■ Set task
State the number of lines that include the string "daily", and write nothing else.

BEGIN Given information

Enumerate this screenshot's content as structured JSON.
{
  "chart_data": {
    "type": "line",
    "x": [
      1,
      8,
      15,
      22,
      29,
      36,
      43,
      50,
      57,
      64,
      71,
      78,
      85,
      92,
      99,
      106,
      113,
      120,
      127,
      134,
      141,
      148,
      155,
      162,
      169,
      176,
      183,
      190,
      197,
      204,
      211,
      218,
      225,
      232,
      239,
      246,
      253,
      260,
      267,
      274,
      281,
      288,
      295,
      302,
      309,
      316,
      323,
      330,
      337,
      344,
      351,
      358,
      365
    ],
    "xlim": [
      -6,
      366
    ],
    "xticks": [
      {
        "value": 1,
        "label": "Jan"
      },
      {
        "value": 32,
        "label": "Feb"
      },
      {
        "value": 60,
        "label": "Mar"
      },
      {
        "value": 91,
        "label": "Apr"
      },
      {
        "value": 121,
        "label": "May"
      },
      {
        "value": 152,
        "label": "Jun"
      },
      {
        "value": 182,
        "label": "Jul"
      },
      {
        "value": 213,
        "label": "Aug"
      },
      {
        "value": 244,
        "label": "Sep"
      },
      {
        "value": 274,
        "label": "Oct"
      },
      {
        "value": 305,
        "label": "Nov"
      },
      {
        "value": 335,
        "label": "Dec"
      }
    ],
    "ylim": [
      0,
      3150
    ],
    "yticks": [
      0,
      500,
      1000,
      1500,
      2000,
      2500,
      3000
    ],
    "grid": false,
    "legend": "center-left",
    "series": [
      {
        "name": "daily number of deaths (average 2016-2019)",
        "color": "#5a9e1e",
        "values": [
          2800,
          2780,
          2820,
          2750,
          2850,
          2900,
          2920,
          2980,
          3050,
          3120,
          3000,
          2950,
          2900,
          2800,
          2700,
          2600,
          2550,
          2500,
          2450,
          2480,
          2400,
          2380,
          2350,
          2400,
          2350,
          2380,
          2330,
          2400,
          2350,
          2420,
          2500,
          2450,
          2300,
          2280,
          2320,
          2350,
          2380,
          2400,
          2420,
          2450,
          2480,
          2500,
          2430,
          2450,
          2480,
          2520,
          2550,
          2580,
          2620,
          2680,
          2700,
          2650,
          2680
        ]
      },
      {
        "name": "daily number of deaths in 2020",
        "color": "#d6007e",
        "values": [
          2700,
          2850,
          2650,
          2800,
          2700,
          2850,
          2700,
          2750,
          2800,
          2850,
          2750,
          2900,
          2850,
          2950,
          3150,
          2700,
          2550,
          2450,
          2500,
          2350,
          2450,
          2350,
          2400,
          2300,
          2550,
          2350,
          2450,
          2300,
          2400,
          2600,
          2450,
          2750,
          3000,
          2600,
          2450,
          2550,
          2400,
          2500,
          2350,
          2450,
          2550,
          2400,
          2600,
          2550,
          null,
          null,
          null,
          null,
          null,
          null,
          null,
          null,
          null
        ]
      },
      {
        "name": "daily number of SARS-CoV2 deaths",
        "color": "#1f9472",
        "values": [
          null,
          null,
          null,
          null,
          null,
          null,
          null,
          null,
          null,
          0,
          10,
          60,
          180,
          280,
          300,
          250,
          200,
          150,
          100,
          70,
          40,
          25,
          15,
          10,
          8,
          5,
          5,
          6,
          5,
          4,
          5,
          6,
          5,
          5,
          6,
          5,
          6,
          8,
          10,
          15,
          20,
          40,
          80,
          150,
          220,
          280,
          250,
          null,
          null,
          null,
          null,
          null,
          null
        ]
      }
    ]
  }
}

END Given information
BEGIN Given information

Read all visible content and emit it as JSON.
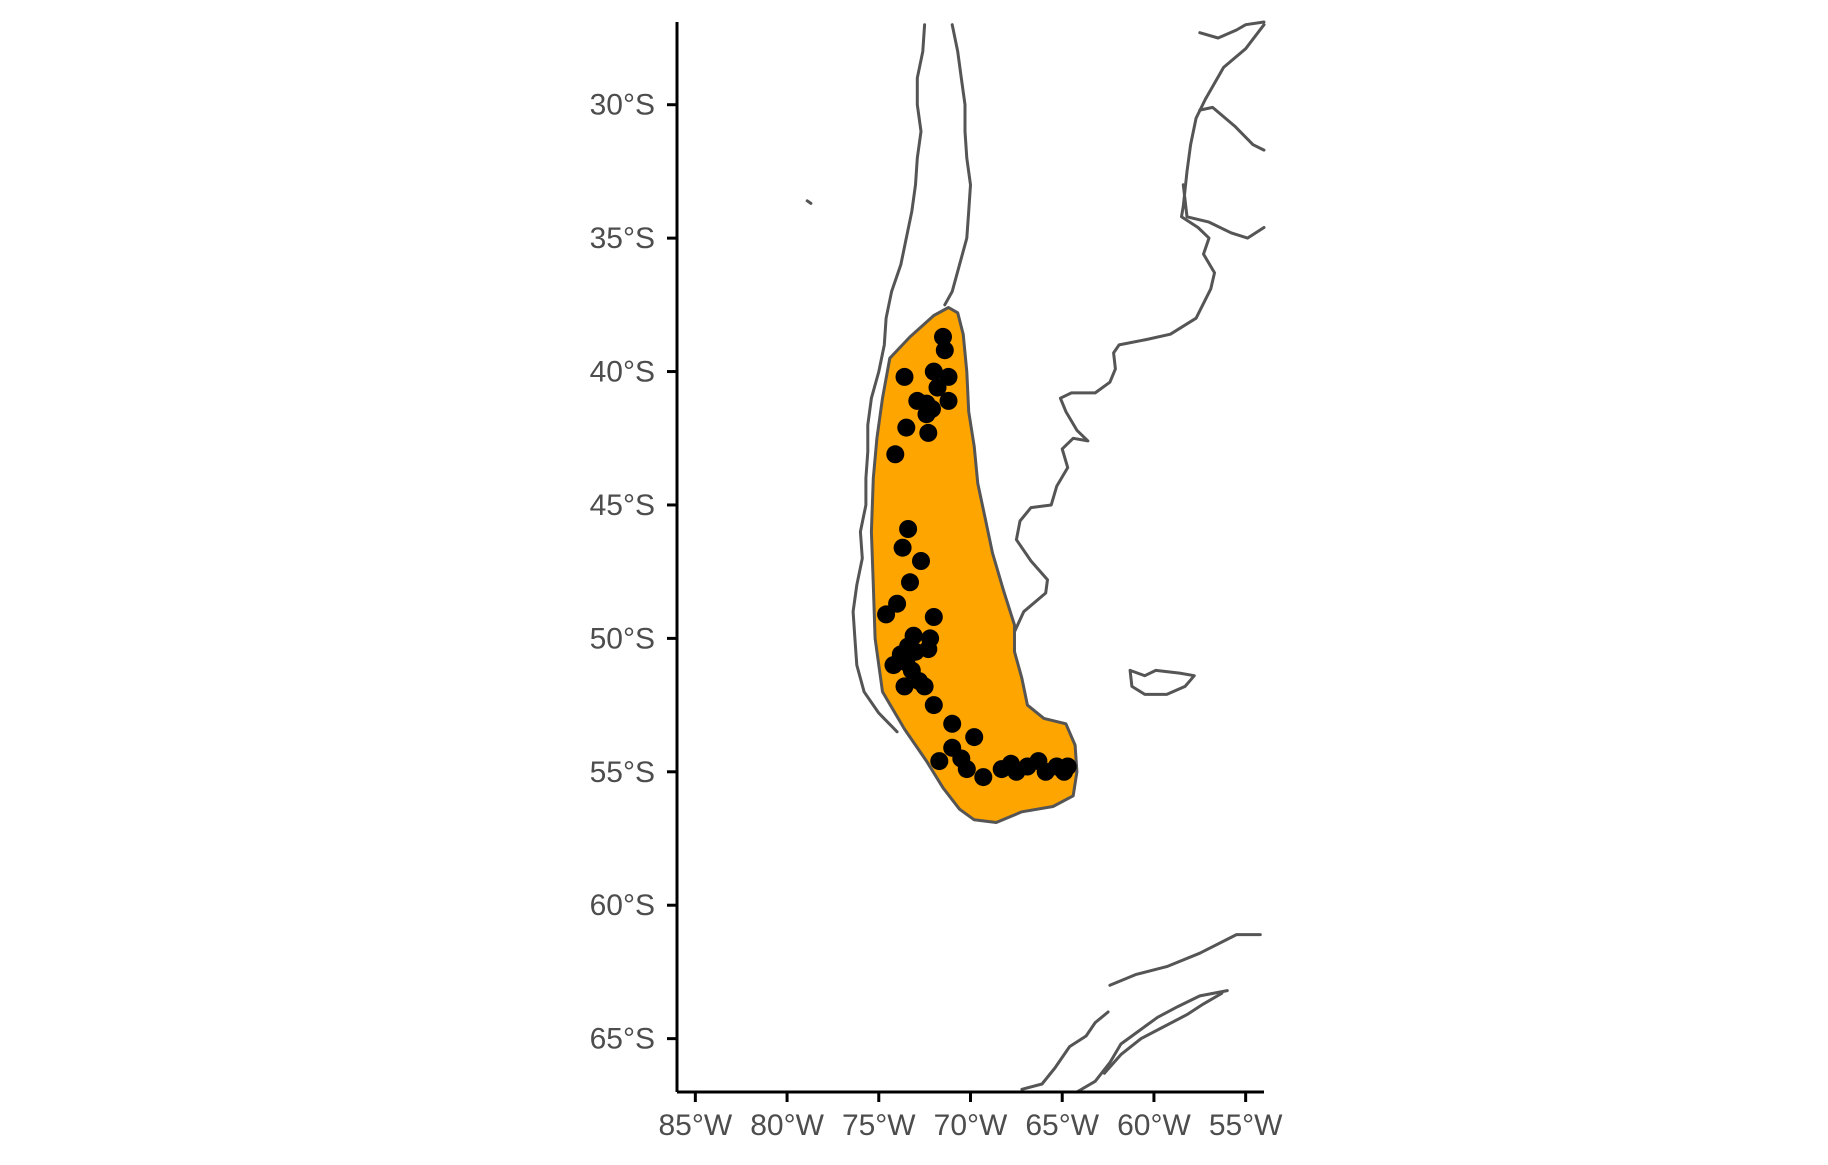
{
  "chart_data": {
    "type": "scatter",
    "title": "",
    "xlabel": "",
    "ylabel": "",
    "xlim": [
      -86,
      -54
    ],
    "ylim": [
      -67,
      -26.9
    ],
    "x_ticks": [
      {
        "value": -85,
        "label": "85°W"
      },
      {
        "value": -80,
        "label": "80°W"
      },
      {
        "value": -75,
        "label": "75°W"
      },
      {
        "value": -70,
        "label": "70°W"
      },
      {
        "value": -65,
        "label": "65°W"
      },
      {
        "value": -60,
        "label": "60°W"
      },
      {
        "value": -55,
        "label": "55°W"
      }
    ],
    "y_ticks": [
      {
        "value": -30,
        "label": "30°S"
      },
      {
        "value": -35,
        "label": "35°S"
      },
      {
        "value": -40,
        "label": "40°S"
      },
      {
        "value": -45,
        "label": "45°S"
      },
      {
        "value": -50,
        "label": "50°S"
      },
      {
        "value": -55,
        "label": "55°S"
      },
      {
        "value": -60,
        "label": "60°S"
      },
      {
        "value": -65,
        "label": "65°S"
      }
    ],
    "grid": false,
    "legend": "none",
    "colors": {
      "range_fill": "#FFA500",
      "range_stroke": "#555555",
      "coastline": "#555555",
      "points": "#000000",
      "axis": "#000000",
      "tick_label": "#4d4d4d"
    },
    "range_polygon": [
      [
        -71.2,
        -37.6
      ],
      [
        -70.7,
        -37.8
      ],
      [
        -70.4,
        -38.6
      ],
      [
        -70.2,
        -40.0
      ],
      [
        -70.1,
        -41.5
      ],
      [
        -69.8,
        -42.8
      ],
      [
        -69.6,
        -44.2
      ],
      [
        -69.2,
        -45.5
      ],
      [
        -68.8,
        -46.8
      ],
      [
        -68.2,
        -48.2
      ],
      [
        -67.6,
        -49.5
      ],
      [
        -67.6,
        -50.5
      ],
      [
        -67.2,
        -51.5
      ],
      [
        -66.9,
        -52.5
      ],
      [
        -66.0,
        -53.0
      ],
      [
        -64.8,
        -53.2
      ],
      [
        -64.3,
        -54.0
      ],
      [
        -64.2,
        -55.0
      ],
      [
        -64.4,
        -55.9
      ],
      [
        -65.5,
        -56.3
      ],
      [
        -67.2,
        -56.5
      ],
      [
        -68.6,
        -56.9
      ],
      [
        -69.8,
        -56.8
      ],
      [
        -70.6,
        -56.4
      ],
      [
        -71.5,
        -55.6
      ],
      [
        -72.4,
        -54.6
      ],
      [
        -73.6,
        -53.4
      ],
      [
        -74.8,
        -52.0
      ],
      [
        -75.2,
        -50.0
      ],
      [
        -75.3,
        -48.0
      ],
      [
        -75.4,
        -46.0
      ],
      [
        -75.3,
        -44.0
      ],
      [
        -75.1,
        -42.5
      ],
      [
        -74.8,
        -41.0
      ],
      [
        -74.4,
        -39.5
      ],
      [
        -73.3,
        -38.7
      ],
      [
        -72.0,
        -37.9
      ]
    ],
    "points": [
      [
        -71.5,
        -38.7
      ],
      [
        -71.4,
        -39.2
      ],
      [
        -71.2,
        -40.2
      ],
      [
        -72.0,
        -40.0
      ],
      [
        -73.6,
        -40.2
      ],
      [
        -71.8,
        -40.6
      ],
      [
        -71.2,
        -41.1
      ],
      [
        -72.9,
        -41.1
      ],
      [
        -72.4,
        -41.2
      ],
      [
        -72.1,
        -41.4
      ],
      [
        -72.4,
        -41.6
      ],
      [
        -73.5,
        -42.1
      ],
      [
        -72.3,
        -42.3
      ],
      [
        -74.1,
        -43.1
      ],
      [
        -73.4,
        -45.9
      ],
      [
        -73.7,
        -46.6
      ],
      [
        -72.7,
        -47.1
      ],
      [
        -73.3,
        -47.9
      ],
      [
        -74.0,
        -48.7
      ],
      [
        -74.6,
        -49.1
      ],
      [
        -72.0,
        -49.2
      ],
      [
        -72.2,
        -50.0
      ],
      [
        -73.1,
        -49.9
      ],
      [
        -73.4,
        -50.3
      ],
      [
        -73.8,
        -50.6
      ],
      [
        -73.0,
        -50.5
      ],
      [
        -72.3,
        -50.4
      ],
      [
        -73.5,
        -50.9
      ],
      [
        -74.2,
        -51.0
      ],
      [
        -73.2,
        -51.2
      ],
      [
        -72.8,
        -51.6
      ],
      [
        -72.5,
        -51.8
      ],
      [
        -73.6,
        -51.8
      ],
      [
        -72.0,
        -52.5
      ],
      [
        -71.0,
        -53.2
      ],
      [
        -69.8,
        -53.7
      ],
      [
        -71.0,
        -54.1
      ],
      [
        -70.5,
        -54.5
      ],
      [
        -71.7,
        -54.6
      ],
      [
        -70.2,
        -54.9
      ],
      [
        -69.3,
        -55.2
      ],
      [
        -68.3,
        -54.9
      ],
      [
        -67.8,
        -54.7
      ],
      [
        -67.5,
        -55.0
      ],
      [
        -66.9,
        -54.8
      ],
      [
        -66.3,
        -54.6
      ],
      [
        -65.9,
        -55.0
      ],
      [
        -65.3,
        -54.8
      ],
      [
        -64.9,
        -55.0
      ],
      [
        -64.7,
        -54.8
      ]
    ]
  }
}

END Given information

■ Answer to the task
3